*** MATERIAL ***

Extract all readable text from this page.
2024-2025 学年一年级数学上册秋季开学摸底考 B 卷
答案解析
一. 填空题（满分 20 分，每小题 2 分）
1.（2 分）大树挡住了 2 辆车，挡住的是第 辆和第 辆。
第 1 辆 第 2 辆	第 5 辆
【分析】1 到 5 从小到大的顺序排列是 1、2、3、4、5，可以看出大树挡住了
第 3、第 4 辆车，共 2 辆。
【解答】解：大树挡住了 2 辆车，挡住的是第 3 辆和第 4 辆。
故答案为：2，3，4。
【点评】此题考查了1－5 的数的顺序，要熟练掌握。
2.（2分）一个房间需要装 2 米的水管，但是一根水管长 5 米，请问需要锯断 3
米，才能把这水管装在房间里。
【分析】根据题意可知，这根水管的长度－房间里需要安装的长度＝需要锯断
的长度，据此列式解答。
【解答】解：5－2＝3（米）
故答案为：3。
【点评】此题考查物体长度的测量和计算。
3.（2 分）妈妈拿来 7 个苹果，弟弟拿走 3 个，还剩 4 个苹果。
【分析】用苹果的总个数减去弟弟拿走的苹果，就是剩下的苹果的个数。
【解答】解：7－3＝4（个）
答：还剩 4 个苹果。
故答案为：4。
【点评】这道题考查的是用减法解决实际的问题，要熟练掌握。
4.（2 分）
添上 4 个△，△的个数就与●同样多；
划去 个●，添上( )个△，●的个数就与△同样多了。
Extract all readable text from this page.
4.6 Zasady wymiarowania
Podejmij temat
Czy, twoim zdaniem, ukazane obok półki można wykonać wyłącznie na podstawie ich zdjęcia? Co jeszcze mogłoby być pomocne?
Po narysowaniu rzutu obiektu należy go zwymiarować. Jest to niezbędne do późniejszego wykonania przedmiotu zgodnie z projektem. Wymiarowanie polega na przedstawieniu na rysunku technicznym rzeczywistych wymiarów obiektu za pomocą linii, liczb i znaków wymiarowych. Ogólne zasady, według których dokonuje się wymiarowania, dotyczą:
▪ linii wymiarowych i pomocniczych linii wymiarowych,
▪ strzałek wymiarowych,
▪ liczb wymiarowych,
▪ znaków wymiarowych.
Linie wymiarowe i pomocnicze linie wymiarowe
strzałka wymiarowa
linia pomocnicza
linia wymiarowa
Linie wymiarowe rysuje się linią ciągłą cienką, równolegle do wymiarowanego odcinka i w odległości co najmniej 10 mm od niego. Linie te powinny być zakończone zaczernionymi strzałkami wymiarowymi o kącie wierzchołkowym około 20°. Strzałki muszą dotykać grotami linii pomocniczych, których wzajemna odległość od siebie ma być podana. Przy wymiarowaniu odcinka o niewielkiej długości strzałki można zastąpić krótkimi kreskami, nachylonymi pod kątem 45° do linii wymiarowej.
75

***

WHAT YOU ARE ASKED TO DO
Copy, from the material, each line that holds the string "wymiarowych".

FULL RESPONSE
Po narysowaniu rzutu obiektu należy go zwymiarować. Jest to niezbędne do późniejszego wykonania przedmiotu zgodnie z projektem. Wymiarowanie polega na przedstawieniu na rysunku technicznym rzeczywistych wymiarów obiektu za pomocą linii, liczb i znaków wymiarowych. Ogólne zasady, według których dokonuje się wymiarowania, dotyczą:
▪ linii wymiarowych i pomocniczych linii wymiarowych,
▪ strzałek wymiarowych,
▪ liczb wymiarowych,
▪ znaków wymiarowych.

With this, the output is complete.